**The input:**
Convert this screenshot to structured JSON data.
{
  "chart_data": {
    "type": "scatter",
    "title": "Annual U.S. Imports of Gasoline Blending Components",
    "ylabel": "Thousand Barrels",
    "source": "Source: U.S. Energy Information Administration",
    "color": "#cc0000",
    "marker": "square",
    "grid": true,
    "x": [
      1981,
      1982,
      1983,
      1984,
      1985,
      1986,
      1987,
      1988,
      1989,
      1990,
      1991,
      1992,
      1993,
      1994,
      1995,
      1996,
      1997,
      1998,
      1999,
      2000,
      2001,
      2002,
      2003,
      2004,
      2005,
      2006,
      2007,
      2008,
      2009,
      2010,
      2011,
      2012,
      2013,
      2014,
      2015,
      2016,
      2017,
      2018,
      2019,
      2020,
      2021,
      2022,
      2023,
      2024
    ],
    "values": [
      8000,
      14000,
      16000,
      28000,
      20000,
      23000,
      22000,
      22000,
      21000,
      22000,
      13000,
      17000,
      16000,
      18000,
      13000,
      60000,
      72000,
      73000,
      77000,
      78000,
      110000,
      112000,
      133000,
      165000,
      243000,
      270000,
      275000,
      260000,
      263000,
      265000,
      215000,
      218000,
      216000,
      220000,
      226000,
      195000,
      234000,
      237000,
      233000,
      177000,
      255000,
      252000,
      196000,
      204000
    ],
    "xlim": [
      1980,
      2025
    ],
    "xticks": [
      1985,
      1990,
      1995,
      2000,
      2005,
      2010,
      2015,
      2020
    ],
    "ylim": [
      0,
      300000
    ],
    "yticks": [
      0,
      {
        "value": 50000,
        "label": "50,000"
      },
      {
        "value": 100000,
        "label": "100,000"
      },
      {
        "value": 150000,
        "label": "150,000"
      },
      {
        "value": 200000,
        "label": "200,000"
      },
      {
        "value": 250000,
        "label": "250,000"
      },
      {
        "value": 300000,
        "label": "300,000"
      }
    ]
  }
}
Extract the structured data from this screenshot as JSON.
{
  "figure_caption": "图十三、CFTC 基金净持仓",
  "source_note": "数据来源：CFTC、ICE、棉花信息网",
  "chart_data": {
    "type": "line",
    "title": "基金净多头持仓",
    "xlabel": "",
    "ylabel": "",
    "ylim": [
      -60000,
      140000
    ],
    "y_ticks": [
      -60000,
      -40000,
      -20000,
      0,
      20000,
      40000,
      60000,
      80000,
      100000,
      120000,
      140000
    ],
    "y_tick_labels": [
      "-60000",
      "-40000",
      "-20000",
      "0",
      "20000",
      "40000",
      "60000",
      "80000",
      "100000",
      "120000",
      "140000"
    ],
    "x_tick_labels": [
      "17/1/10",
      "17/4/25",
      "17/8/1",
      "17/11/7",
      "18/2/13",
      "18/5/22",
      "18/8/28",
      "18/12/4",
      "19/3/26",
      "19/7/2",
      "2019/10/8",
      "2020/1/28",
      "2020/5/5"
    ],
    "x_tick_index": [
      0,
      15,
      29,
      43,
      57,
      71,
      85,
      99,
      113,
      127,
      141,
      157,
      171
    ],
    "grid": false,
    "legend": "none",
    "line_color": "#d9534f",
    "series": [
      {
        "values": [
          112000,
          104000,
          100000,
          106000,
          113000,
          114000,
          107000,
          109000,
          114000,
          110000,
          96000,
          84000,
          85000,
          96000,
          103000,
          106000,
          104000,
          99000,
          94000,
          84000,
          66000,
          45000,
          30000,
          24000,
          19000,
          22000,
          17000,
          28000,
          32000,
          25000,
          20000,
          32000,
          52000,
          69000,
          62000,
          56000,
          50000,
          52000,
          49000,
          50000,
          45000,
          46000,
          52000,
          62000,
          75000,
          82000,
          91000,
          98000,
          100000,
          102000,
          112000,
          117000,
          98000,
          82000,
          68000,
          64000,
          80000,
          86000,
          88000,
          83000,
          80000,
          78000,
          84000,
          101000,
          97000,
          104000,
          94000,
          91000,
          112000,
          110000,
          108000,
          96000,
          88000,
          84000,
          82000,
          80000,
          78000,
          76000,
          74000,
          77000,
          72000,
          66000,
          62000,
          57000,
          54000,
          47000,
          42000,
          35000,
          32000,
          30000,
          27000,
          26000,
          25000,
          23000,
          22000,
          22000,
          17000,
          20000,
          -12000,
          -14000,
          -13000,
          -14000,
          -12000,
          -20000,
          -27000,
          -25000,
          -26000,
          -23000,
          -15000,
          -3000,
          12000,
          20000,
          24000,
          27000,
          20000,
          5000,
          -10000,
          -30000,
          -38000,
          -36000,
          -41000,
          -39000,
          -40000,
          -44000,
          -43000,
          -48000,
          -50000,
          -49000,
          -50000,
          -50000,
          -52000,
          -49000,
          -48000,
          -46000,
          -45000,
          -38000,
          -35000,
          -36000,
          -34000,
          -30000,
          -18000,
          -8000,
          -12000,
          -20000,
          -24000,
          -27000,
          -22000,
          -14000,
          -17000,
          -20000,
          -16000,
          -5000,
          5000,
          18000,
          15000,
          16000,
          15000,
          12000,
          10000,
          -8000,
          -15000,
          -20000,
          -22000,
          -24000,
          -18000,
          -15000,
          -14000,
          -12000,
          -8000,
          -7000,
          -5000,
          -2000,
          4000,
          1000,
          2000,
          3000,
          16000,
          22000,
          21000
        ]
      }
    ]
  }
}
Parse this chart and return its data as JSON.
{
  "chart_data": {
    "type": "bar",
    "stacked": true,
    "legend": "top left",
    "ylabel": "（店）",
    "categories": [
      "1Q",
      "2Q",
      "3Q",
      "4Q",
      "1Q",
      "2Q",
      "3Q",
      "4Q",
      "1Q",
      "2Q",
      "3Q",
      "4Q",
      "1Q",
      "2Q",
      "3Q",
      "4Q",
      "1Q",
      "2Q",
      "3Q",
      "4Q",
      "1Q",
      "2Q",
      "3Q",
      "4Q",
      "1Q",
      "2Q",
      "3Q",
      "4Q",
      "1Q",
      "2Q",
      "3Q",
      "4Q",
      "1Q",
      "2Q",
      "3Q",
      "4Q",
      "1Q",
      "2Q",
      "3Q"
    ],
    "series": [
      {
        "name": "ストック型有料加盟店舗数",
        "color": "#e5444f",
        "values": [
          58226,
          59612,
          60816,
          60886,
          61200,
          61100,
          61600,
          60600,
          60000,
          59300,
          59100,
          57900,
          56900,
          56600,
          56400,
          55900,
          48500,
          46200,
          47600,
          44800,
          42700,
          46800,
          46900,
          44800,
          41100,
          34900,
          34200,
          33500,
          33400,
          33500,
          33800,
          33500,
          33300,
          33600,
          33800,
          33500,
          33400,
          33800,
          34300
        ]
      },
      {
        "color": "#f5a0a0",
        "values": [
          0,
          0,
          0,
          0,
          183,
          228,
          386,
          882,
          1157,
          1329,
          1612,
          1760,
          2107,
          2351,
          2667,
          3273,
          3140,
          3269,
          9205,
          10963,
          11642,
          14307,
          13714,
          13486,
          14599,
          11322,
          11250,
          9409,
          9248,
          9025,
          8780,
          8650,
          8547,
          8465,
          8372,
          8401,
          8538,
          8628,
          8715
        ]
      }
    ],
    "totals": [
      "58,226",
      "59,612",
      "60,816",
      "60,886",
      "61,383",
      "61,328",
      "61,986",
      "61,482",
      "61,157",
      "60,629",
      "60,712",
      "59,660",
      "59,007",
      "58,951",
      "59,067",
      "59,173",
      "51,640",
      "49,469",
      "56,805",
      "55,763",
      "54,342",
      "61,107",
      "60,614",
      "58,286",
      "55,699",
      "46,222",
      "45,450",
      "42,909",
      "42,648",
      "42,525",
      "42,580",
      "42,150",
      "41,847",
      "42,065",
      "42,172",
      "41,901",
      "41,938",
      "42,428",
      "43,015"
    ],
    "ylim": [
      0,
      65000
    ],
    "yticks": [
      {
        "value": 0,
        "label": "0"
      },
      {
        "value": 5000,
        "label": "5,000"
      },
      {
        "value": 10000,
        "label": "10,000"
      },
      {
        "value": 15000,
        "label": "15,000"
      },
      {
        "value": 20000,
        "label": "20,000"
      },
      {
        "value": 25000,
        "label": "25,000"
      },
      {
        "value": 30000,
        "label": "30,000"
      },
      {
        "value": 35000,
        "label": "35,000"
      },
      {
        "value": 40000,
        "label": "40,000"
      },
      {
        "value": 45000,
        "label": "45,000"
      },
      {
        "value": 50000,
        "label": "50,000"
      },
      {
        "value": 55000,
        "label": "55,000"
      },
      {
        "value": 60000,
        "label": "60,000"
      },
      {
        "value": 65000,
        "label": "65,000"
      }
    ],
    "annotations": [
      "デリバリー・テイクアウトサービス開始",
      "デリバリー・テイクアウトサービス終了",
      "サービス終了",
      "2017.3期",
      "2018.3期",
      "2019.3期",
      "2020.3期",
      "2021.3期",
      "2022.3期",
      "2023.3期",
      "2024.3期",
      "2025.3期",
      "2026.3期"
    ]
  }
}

**Task to complete:**
Look through the records and gather each line with the word "JSON".

**Problem solution:**
Convert this screenshot to structured JSON data.
Extract the structured data from this screenshot as JSON.
Parse this chart and return its data as JSON.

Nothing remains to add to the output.